**SHORT TASK:** Read the records and gather each line that includes "title".

**EXERCISE MATERIALS:**
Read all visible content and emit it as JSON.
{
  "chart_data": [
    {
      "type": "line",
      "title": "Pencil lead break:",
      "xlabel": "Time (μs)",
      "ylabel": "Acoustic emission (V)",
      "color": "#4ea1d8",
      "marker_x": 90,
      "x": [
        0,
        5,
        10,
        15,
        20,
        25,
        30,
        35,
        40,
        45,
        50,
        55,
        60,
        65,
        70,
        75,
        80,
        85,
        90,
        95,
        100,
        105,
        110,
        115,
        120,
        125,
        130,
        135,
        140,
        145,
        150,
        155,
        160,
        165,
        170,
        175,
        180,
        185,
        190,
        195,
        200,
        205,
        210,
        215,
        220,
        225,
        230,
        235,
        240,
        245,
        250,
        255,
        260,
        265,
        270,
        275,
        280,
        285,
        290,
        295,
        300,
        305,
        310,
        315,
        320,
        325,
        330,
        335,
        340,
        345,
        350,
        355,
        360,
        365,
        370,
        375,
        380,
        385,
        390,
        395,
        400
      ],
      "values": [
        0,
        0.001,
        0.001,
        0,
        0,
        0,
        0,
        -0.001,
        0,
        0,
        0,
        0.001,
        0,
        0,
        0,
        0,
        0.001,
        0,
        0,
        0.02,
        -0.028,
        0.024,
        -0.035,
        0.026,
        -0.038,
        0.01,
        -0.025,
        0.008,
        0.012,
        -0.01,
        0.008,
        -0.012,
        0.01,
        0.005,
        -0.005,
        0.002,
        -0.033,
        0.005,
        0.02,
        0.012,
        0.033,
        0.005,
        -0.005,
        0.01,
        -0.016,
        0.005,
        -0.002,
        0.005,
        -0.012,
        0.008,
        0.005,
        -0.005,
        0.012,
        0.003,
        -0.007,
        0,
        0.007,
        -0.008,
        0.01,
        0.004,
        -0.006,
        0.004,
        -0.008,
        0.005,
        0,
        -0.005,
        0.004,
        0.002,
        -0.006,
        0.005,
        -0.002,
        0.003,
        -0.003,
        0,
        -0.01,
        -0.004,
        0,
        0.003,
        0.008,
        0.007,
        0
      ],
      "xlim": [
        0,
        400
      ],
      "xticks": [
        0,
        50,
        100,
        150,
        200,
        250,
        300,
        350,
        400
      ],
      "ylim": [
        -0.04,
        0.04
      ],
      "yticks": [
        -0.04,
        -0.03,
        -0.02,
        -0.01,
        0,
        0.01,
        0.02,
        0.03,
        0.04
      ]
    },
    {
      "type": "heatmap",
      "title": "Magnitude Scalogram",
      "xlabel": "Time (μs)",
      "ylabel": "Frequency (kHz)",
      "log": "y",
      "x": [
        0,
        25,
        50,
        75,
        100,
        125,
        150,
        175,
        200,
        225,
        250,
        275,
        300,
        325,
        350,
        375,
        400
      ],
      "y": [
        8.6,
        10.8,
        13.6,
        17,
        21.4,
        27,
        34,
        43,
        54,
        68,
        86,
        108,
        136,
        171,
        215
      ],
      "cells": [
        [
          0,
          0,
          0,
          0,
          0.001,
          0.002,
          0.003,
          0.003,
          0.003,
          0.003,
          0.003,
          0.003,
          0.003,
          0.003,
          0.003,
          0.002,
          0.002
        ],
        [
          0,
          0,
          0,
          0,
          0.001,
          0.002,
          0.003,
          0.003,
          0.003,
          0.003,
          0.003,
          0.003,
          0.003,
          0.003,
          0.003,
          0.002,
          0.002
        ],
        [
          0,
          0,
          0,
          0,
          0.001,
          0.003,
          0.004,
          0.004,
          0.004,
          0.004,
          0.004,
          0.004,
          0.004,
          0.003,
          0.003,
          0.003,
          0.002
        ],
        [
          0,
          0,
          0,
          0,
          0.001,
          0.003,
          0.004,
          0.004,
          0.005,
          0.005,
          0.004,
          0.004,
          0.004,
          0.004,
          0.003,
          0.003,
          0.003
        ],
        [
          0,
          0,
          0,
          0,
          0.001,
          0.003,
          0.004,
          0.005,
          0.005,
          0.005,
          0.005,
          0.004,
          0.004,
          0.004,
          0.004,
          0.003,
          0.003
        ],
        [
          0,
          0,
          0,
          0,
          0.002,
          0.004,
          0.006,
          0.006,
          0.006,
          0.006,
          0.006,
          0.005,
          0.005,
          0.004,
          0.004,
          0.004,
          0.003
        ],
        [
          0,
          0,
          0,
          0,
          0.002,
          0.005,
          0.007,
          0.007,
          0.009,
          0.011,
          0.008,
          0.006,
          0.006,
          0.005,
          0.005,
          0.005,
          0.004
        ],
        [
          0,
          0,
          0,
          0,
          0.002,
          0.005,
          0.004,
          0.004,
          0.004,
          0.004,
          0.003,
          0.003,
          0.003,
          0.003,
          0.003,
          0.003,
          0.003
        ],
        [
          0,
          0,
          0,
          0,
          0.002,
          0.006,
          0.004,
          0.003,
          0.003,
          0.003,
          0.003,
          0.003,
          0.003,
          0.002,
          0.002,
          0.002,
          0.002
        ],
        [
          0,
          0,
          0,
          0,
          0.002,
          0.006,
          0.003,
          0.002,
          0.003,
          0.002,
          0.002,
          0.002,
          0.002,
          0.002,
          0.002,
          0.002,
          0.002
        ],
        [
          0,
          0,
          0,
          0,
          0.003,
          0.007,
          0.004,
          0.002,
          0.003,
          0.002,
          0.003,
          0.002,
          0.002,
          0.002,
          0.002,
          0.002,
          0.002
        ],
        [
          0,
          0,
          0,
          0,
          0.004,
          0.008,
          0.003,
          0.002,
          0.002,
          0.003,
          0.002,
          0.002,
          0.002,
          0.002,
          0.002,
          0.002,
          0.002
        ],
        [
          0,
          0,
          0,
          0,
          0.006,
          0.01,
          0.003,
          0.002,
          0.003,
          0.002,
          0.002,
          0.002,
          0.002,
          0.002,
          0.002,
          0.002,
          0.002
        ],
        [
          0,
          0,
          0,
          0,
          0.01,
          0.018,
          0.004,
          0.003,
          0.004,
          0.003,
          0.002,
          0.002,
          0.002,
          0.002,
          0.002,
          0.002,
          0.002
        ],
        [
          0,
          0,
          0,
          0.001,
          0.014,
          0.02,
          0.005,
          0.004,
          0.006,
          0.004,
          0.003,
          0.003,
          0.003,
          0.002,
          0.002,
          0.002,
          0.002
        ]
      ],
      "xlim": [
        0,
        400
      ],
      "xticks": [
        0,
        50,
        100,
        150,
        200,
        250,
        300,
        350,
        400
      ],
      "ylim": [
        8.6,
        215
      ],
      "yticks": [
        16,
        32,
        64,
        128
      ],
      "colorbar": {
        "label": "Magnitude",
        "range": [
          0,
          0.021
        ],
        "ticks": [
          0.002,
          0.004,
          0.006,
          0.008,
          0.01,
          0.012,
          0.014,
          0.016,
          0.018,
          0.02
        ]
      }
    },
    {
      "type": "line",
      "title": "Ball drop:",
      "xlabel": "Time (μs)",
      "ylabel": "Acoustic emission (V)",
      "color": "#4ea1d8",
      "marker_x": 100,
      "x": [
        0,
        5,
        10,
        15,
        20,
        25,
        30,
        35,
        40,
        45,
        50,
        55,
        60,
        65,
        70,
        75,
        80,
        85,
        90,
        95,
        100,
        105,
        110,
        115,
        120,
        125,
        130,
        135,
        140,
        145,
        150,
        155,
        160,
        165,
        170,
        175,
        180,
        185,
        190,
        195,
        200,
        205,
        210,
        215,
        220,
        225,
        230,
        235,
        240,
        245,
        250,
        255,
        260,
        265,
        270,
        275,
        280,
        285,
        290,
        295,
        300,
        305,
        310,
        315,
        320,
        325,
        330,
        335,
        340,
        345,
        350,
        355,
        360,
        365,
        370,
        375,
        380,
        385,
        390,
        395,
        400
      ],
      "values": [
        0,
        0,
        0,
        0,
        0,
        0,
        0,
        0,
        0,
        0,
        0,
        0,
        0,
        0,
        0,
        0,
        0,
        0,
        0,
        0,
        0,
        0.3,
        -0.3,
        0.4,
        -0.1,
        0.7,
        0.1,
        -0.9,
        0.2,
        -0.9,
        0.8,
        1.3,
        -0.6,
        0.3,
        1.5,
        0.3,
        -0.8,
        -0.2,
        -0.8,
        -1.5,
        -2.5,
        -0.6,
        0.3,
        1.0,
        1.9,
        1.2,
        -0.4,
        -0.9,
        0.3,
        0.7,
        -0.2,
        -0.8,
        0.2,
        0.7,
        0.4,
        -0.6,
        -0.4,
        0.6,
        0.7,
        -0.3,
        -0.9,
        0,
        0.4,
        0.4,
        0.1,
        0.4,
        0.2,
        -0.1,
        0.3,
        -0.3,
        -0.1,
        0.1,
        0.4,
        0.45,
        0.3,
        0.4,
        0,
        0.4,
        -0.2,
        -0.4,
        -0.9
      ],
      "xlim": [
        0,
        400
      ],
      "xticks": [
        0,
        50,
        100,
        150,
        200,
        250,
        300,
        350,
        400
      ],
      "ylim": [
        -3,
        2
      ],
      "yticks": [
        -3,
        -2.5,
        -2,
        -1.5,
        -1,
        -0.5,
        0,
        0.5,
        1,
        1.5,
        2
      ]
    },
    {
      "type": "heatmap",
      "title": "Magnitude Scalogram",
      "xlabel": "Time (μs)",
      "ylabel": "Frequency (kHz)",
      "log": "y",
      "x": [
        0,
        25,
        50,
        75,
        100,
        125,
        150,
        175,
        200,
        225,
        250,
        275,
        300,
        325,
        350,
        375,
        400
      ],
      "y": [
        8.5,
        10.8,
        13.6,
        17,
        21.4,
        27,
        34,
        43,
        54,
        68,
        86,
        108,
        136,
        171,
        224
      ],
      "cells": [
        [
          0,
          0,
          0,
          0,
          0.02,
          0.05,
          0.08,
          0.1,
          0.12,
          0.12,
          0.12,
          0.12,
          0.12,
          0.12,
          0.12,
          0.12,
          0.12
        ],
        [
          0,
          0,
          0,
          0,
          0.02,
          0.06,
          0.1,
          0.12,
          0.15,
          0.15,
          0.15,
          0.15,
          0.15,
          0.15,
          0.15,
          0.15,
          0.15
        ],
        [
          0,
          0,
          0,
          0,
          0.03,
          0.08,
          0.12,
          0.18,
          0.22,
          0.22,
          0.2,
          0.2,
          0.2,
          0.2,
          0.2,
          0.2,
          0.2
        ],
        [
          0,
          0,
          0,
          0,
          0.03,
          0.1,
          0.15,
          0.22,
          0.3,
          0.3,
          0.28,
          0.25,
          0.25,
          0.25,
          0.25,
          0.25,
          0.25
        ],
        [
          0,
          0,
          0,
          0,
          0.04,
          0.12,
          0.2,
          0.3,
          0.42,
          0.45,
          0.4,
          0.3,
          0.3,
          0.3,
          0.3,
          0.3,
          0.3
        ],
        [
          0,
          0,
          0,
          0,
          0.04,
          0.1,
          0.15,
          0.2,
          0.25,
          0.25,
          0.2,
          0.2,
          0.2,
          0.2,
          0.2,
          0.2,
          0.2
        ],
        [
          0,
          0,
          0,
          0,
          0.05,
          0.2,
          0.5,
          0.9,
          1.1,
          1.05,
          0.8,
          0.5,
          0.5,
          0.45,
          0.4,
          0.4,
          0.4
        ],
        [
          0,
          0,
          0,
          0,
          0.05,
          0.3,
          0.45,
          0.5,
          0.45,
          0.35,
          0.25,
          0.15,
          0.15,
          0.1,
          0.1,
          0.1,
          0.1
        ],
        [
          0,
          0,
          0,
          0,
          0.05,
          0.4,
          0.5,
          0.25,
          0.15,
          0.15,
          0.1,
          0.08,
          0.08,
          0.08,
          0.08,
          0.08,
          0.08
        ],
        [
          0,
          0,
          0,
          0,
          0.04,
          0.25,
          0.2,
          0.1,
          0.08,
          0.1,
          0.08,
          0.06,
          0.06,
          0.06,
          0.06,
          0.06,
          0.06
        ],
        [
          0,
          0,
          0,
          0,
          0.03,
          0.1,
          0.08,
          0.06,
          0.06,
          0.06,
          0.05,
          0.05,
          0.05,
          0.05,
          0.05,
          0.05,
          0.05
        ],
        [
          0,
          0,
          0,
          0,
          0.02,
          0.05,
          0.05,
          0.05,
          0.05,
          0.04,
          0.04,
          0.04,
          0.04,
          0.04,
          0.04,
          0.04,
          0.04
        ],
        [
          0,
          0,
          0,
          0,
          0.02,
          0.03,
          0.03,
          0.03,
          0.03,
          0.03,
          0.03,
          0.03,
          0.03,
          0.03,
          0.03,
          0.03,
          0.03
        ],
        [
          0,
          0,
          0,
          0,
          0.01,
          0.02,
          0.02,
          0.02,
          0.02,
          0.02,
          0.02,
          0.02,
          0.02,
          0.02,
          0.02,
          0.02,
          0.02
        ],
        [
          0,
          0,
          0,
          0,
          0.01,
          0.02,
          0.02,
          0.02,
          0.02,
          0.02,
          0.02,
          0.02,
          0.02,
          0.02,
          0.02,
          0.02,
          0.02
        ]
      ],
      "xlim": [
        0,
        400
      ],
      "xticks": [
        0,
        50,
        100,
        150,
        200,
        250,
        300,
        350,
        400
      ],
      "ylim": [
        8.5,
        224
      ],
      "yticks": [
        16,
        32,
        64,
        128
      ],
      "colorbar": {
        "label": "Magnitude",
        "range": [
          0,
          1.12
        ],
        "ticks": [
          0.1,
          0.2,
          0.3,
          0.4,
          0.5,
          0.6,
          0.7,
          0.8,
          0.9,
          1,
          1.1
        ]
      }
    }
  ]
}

**FULL ANSWER:**
      "title": "Pencil lead break:",
      "title": "Magnitude Scalogram",
      "title": "Ball drop:",
      "title": "Magnitude Scalogram",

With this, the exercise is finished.